Exercise
What is needed is an exact repeat of the lines from the line containing "Decode this image" through the final line of the entries below, and nothing else.

Records for the task
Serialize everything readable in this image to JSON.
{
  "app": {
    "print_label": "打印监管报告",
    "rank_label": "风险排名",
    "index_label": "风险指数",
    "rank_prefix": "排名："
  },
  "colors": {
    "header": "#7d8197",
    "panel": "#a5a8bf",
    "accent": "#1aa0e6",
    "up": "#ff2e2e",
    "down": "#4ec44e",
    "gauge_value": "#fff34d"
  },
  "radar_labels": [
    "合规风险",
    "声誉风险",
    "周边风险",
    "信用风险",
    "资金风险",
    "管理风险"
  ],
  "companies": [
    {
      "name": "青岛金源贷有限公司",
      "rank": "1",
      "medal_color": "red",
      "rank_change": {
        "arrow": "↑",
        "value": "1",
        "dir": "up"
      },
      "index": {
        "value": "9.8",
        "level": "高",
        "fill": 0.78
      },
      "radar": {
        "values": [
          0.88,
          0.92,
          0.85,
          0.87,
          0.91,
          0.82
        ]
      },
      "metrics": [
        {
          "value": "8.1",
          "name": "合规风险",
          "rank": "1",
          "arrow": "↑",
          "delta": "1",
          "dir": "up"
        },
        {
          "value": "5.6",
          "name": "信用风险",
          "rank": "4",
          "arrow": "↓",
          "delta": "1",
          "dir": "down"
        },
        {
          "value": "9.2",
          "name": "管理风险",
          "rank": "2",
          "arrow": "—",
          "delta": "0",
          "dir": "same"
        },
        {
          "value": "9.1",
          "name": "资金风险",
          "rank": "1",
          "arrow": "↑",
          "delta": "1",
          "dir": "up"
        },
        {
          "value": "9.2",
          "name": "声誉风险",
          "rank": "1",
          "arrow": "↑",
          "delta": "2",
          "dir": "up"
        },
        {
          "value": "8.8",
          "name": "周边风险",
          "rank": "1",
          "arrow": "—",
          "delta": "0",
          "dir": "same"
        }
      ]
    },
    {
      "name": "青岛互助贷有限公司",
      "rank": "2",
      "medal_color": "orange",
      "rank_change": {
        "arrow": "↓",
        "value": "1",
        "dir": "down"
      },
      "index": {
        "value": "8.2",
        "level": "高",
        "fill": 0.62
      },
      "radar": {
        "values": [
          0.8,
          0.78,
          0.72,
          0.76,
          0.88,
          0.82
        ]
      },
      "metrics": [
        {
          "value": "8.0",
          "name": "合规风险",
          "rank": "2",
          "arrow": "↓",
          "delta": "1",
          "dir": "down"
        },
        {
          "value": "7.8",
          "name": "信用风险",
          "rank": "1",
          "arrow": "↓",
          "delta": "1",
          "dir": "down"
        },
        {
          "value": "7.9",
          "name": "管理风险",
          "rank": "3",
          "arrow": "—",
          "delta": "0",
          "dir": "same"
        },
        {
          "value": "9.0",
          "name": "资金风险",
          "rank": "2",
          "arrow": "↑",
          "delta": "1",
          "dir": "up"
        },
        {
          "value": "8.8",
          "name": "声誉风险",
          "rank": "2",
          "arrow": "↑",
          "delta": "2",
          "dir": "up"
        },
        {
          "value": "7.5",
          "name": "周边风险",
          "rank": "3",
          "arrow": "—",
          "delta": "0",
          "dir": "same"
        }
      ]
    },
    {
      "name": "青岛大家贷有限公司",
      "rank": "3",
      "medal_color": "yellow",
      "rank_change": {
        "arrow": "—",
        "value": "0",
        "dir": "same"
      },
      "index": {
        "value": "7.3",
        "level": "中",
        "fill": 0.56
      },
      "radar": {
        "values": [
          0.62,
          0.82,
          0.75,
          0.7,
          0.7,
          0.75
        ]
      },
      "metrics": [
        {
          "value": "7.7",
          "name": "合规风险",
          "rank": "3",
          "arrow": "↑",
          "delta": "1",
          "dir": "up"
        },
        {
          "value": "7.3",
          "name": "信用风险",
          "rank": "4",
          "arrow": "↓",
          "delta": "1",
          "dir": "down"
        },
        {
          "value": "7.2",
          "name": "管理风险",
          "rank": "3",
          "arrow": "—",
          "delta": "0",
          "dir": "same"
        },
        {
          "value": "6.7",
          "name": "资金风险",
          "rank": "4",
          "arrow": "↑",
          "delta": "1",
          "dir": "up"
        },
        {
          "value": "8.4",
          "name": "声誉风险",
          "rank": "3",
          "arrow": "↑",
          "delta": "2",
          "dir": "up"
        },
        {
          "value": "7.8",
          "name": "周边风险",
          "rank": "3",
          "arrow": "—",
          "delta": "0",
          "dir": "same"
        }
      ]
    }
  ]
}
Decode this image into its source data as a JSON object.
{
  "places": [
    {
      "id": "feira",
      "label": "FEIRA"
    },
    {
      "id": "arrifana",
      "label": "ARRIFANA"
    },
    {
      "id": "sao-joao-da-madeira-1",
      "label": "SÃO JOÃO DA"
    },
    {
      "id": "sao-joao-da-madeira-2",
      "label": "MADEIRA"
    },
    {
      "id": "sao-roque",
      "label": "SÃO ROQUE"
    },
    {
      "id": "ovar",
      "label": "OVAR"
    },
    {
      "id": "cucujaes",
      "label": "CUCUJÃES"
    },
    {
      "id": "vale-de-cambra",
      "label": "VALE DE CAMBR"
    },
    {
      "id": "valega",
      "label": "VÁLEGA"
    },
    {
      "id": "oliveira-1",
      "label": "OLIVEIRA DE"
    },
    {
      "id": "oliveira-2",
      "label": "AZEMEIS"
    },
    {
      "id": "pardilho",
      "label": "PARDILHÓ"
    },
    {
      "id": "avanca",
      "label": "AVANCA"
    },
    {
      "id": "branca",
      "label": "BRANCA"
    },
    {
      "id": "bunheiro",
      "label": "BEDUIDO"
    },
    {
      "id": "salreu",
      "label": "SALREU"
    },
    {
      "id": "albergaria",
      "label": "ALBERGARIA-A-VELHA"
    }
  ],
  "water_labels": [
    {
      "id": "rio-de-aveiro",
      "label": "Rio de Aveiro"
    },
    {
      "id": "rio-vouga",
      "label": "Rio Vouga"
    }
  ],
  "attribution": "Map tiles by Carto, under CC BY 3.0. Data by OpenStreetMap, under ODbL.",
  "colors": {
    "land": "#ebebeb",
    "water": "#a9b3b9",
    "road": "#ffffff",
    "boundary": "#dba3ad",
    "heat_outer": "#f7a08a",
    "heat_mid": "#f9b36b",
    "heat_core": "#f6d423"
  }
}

Expected output
Decode this image into its source data as a JSON object.
{
  "places": [
    {
      "id": "feira",
      "label": "FEIRA"
    },
    {
      "id": "arrifana",
      "label": "ARRIFANA"
    },
    {
      "id": "sao-joao-da-madeira-1",
      "label": "SÃO JOÃO DA"
    },
    {
      "id": "sao-joao-da-madeira-2",
      "label": "MADEIRA"
    },
    {
      "id": "sao-roque",
      "label": "SÃO ROQUE"
    },
    {
      "id": "ovar",
      "label": "OVAR"
    },
    {
      "id": "cucujaes",
      "label": "CUCUJÃES"
    },
    {
      "id": "vale-de-cambra",
      "label": "VALE DE CAMBR"
    },
    {
      "id": "valega",
      "label": "VÁLEGA"
    },
    {
      "id": "oliveira-1",
      "label": "OLIVEIRA DE"
    },
    {
      "id": "oliveira-2",
      "label": "AZEMEIS"
    },
    {
      "id": "pardilho",
      "label": "PARDILHÓ"
    },
    {
      "id": "avanca",
      "label": "AVANCA"
    },
    {
      "id": "branca",
      "label": "BRANCA"
    },
    {
      "id": "bunheiro",
      "label": "BEDUIDO"
    },
    {
      "id": "salreu",
      "label": "SALREU"
    },
    {
      "id": "albergaria",
      "label": "ALBERGARIA-A-VELHA"
    }
  ],
  "water_labels": [
    {
      "id": "rio-de-aveiro",
      "label": "Rio de Aveiro"
    },
    {
      "id": "rio-vouga",
      "label": "Rio Vouga"
    }
  ],
  "attribution": "Map tiles by Carto, under CC BY 3.0. Data by OpenStreetMap, under ODbL.",
  "colors": {
    "land": "#ebebeb",
    "water": "#a9b3b9",
    "road": "#ffffff",
    "boundary": "#dba3ad",
    "heat_outer": "#f7a08a",
    "heat_mid": "#f9b36b",
    "heat_core": "#f6d423"
  }
}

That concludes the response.